**Items:**
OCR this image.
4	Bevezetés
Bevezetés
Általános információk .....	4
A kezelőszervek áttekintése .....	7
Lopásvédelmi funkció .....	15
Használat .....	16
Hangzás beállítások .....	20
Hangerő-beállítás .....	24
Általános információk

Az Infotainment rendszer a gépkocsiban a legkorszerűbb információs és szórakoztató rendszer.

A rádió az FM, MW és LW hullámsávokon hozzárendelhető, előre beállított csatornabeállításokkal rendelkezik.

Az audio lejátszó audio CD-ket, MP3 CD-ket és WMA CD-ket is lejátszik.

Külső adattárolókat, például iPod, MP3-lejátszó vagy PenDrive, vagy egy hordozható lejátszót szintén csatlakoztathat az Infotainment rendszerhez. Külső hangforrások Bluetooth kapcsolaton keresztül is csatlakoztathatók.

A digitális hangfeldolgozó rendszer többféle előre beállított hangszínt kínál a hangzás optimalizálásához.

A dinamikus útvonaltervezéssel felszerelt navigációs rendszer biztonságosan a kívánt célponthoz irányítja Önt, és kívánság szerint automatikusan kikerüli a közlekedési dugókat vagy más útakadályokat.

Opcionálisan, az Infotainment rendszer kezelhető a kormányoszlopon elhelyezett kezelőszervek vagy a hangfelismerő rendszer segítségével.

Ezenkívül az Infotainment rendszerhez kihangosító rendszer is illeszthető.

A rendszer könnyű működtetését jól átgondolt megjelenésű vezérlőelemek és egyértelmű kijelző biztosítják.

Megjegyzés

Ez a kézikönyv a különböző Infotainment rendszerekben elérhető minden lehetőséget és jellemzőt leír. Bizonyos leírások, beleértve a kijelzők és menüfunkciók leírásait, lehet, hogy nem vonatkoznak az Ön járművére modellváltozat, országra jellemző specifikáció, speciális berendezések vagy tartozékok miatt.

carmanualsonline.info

**What you need to do:** Pull every line containing "információk" out of the records.

**Solution:**
Általános információk .....	4
Általános információk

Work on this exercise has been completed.